Задание
Пожалуйста, представьте все записи ниже в виде JSON-списка строк, по одной строке списка на каждую строку, без пустых строк. Картинки в ответ не включайте.

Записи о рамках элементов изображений

'''

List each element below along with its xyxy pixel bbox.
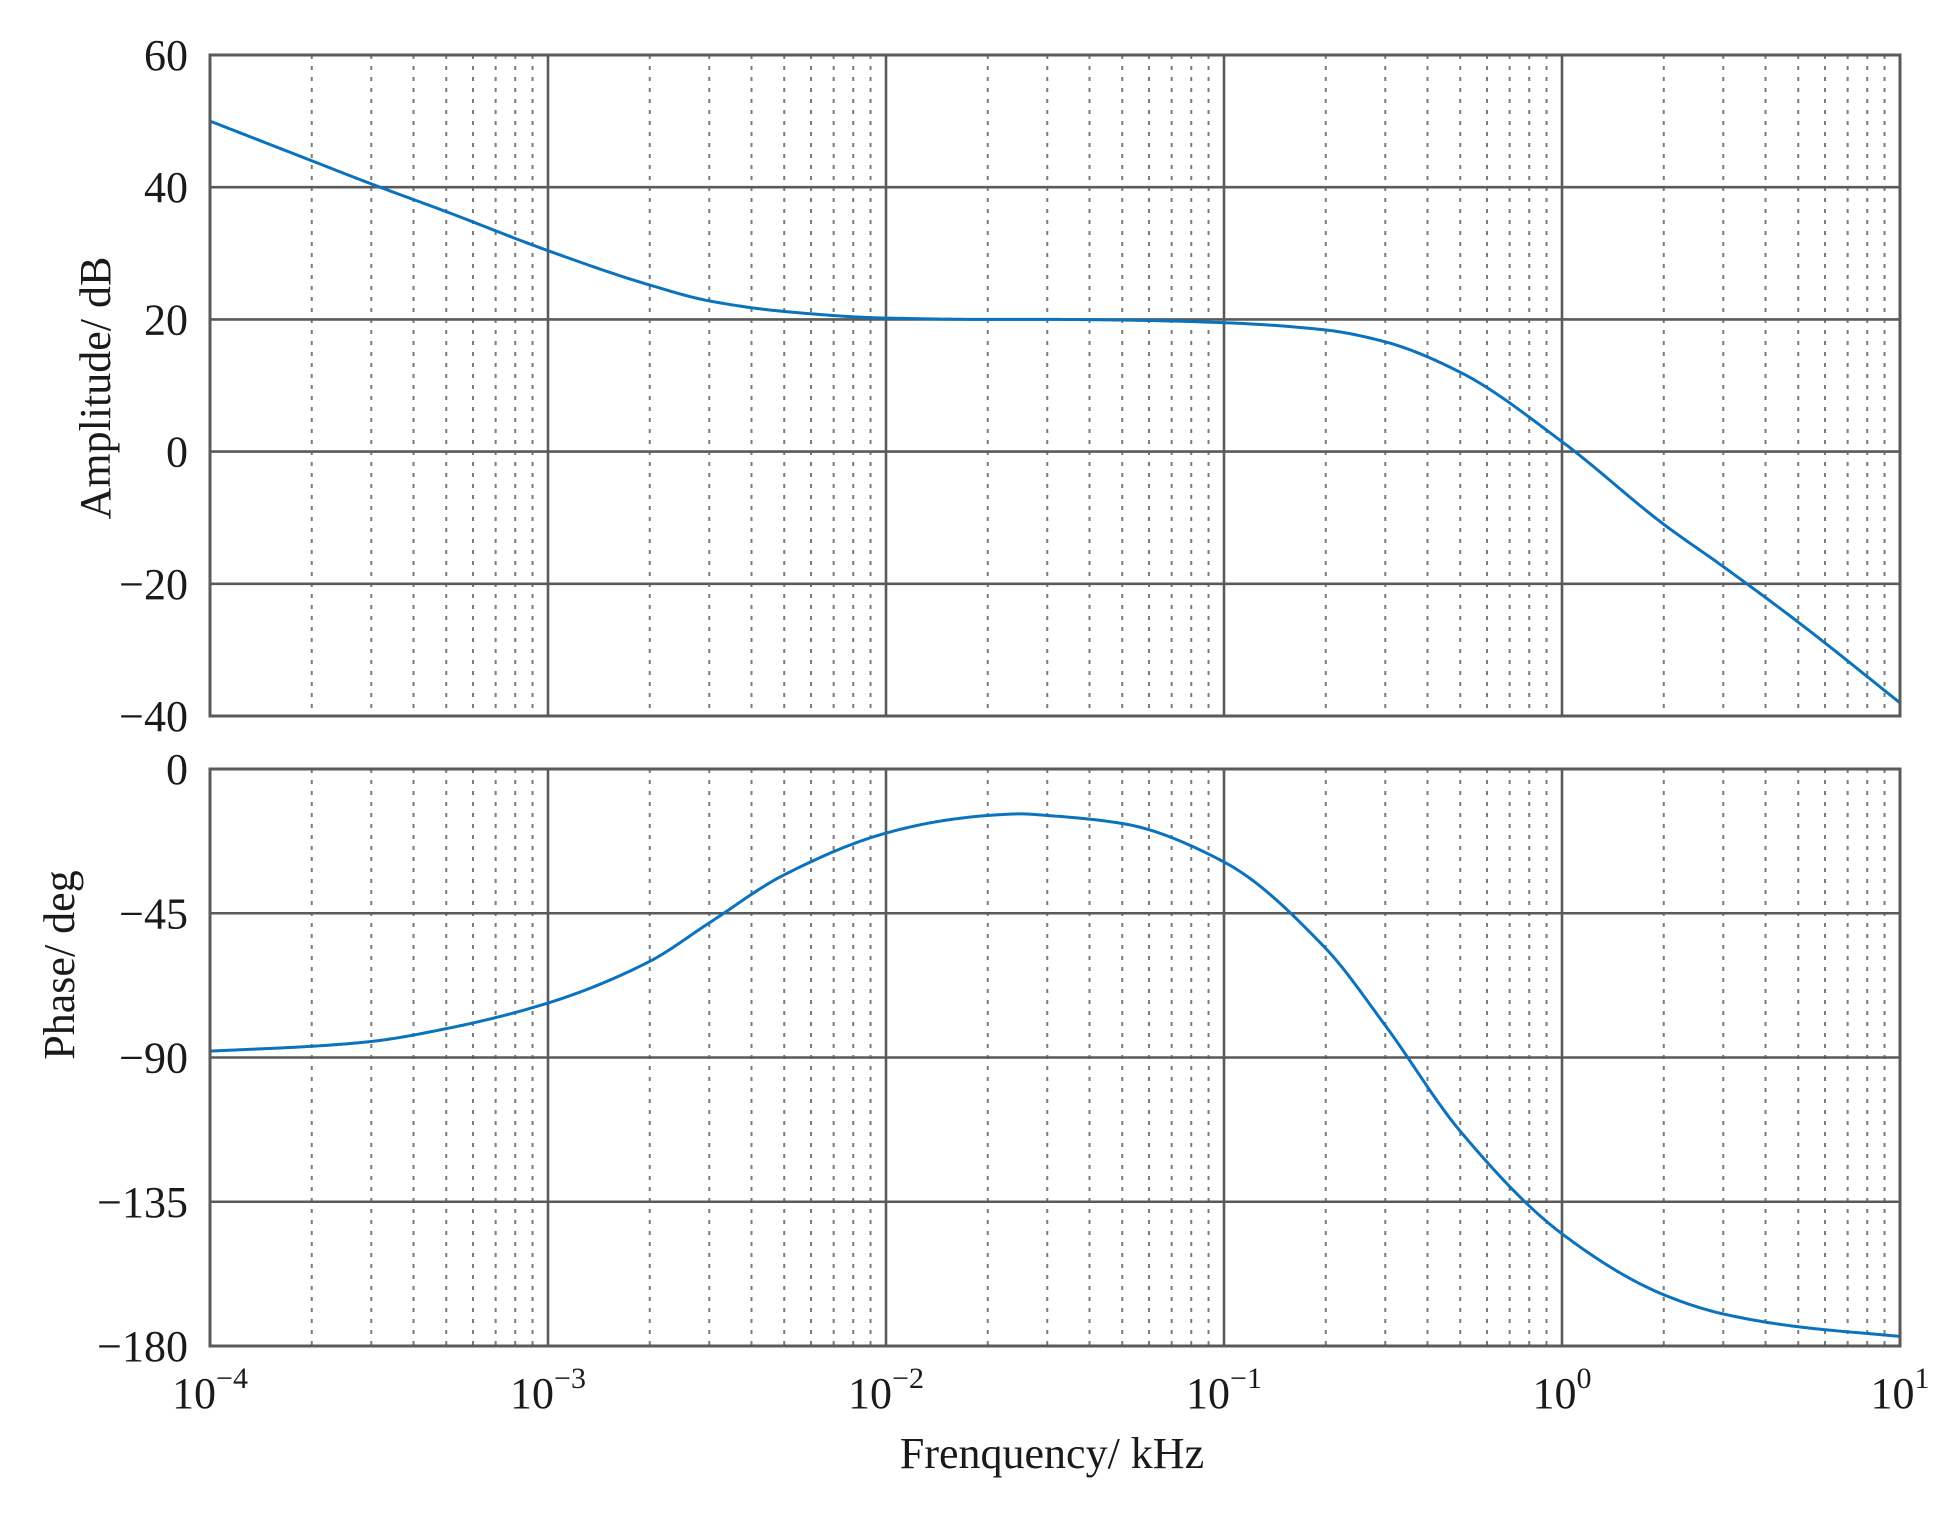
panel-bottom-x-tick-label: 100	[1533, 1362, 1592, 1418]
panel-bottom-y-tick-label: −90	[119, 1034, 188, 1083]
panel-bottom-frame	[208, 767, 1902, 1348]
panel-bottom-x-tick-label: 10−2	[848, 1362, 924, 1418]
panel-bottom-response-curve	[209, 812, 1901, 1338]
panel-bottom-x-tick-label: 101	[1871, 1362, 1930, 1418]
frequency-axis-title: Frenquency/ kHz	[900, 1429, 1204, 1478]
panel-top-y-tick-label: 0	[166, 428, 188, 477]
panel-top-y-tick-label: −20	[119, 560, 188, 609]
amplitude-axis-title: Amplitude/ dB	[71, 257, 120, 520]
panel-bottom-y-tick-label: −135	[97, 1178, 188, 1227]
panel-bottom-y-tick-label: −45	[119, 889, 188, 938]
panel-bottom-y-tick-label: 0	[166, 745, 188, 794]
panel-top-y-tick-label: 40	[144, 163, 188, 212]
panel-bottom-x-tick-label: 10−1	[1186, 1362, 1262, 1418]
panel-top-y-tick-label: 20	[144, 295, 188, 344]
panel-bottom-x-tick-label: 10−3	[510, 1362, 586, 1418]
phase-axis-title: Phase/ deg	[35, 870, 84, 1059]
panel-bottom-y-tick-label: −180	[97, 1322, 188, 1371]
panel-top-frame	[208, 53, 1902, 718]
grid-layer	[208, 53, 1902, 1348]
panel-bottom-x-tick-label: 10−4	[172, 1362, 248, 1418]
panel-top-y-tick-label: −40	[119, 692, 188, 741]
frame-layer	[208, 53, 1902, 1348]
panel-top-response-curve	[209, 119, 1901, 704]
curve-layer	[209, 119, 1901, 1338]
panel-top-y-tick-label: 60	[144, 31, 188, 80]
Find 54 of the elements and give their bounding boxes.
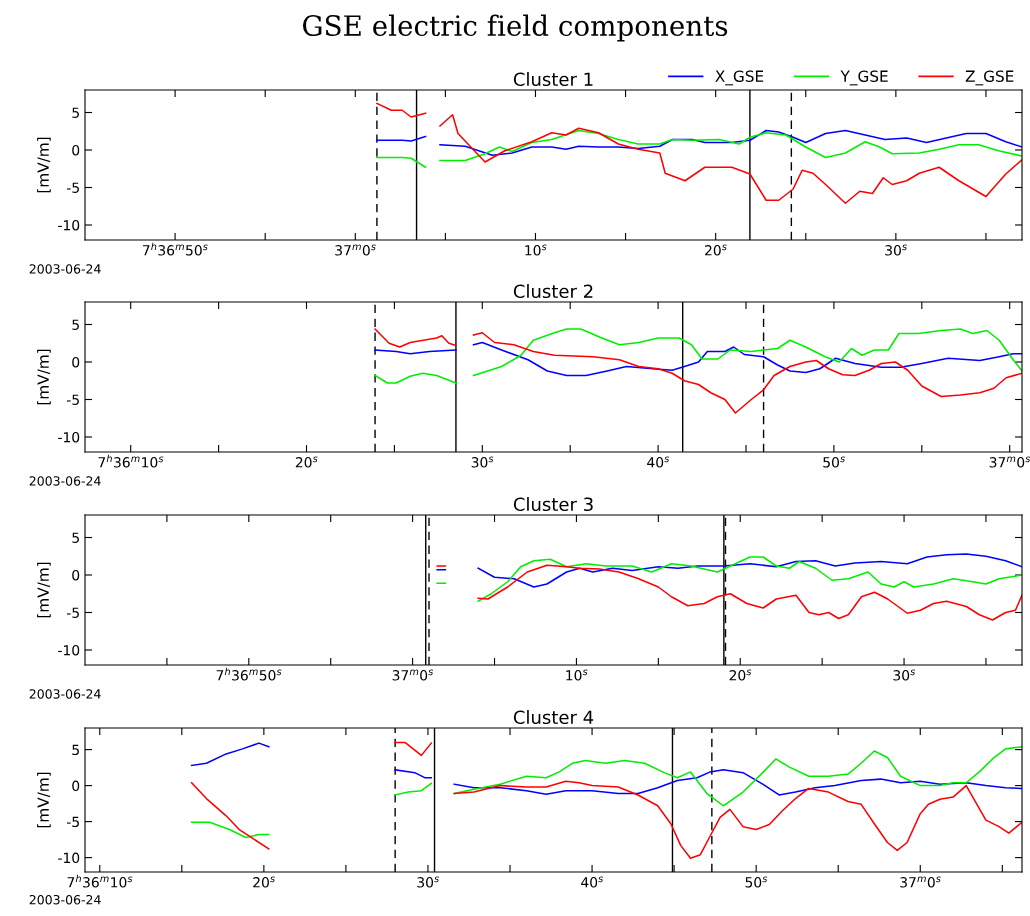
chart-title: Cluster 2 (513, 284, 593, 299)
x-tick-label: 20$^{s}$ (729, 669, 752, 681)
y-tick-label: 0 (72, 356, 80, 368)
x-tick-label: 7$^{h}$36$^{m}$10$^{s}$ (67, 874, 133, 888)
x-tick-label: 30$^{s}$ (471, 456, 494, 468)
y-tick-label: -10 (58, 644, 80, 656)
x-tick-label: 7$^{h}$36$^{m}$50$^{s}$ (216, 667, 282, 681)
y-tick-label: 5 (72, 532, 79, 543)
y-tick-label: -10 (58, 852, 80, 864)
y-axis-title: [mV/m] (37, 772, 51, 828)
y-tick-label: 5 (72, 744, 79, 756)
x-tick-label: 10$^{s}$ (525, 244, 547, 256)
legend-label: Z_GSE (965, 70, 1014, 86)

'''

Выполненное упражнение
[
  "List each element below along with its xyxy pixel bbox.",
  "panel-bottom-x-tick-label: 100\t[1533, 1362, 1592, 1418]",
  "panel-bottom-y-tick-label: −90\t[119, 1034, 188, 1083]",
  "panel-bottom-frame\t[208, 767, 1902, 1348]",
  "panel-bottom-x-tick-label: 10−2\t[848, 1362, 924, 1418]",
  "panel-bottom-response-curve\t[209, 812, 1901, 1338]",
  "panel-bottom-x-tick-label: 101\t[1871, 1362, 1930, 1418]",
  "frequency-axis-title: Frenquency/ kHz\t[900, 1429, 1204, 1478]",
  "panel-top-y-tick-label: 0\t[166, 428, 188, 477]",
  "panel-top-y-tick-label: −20\t[119, 560, 188, 609]",
  "amplitude-axis-title: Amplitude/ dB\t[71, 257, 120, 520]",
  "panel-bottom-y-tick-label: −135\t[97, 1178, 188, 1227]",
  "panel-bottom-y-tick-label: −45\t[119, 889, 188, 938]",
  "panel-bottom-y-tick-label: 0\t[166, 745, 188, 794]",
  "panel-top-y-tick-label: 40\t[144, 163, 188, 212]",
  "panel-bottom-x-tick-label: 10−1\t[1186, 1362, 1262, 1418]",
  "panel-top-y-tick-label: 20\t[144, 295, 188, 344]",
  "panel-bottom-x-tick-label: 10−3\t[510, 1362, 586, 1418]",
  "phase-axis-title: Phase/ deg\t[35, 870, 84, 1059]",
  "panel-bottom-y-tick-label: −180\t[97, 1322, 188, 1371]",
  "panel-top-frame\t[208, 53, 1902, 718]",
  "grid-layer\t[208, 53, 1902, 1348]",
  "panel-bottom-x-tick-label: 10−4\t[172, 1362, 248, 1418]",
  "panel-top-y-tick-label: −40\t[119, 692, 188, 741]",
  "frame-layer\t[208, 53, 1902, 1348]",
  "panel-top-response-curve\t[209, 119, 1901, 704]",
  "curve-layer\t[209, 119, 1901, 1338]",
  "panel-top-y-tick-label: 60\t[144, 31, 188, 80]",
  "Find 54 of the elements and give their bounding boxes.",
  "chart-title: Cluster 2 (513, 284, 593, 299)",
  "x-tick-label: 20$^{s}$ (729, 669, 752, 681)",
  "y-tick-label: 0 (72, 356, 80, 368)",
  "x-tick-label: 7$^{h}$36$^{m}$10$^{s}$ (67, 874, 133, 888)",
  "x-tick-label: 30$^{s}$ (471, 456, 494, 468)",
  "y-tick-label: -10 (58, 644, 80, 656)",
  "x-tick-label: 7$^{h}$36$^{m}$50$^{s}$ (216, 667, 282, 681)",
  "y-tick-label: 5 (72, 532, 79, 543)",
  "y-tick-label: -10 (58, 852, 80, 864)",
  "y-axis-title: [mV/m] (37, 772, 51, 828)",
  "y-tick-label: 5 (72, 744, 79, 756)",
  "x-tick-label: 10$^{s}$ (525, 244, 547, 256)",
  "legend-label: Z_GSE (965, 70, 1014, 86)"
]